Extracted records:
........

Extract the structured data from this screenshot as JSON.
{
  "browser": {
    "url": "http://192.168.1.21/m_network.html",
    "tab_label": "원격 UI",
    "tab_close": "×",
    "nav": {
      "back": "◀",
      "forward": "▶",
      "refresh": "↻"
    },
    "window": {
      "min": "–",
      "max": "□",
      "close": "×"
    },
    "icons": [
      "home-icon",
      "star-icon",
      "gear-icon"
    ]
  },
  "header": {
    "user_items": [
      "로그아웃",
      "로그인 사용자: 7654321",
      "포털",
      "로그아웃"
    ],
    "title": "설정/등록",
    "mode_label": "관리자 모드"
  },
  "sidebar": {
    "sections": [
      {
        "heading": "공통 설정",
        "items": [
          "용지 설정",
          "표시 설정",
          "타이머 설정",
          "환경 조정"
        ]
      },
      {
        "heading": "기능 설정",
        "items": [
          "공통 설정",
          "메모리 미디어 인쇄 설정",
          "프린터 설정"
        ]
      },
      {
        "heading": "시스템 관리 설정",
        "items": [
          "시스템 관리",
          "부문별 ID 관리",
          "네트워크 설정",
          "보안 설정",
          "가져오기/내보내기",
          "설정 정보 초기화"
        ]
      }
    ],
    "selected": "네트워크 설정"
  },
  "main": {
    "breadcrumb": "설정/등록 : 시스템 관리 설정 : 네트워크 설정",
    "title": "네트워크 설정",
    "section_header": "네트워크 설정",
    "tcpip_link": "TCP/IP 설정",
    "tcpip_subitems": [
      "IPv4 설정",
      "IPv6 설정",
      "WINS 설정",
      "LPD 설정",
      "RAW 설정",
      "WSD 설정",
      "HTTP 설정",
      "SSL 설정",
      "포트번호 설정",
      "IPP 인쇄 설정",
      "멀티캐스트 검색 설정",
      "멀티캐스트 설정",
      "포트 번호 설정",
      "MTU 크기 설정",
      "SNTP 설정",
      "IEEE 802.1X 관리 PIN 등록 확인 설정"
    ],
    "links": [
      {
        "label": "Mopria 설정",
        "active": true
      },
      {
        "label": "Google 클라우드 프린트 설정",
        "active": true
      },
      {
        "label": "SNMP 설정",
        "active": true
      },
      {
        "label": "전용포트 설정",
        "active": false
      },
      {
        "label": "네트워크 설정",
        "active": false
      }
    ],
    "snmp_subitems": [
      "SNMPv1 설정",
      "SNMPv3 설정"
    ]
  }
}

........

## [Exercise]
Every entry should be printed again exactly as written.

## [Worked solution]
Extract the structured data from this screenshot as JSON.
{
  "browser": {
    "url": "http://192.168.1.21/m_network.html",
    "tab_label": "원격 UI",
    "tab_close": "×",
    "nav": {
      "back": "◀",
      "forward": "▶",
      "refresh": "↻"
    },
    "window": {
      "min": "–",
      "max": "□",
      "close": "×"
    },
    "icons": [
      "home-icon",
      "star-icon",
      "gear-icon"
    ]
  },
  "header": {
    "user_items": [
      "로그아웃",
      "로그인 사용자: 7654321",
      "포털",
      "로그아웃"
    ],
    "title": "설정/등록",
    "mode_label": "관리자 모드"
  },
  "sidebar": {
    "sections": [
      {
        "heading": "공통 설정",
        "items": [
          "용지 설정",
          "표시 설정",
          "타이머 설정",
          "환경 조정"
        ]
      },
      {
        "heading": "기능 설정",
        "items": [
          "공통 설정",
          "메모리 미디어 인쇄 설정",
          "프린터 설정"
        ]
      },
      {
        "heading": "시스템 관리 설정",
        "items": [
          "시스템 관리",
          "부문별 ID 관리",
          "네트워크 설정",
          "보안 설정",
          "가져오기/내보내기",
          "설정 정보 초기화"
        ]
      }
    ],
    "selected": "네트워크 설정"
  },
  "main": {
    "breadcrumb": "설정/등록 : 시스템 관리 설정 : 네트워크 설정",
    "title": "네트워크 설정",
    "section_header": "네트워크 설정",
    "tcpip_link": "TCP/IP 설정",
    "tcpip_subitems": [
      "IPv4 설정",
      "IPv6 설정",
      "WINS 설정",
      "LPD 설정",
      "RAW 설정",
      "WSD 설정",
      "HTTP 설정",
      "SSL 설정",
      "포트번호 설정",
      "IPP 인쇄 설정",
      "멀티캐스트 검색 설정",
      "멀티캐스트 설정",
      "포트 번호 설정",
      "MTU 크기 설정",
      "SNTP 설정",
      "IEEE 802.1X 관리 PIN 등록 확인 설정"
    ],
    "links": [
      {
        "label": "Mopria 설정",
        "active": true
      },
      {
        "label": "Google 클라우드 프린트 설정",
        "active": true
      },
      {
        "label": "SNMP 설정",
        "active": true
      },
      {
        "label": "전용포트 설정",
        "active": false
      },
      {
        "label": "네트워크 설정",
        "active": false
      }
    ],
    "snmp_subitems": [
      "SNMPv1 설정",
      "SNMPv3 설정"
    ]
  }
}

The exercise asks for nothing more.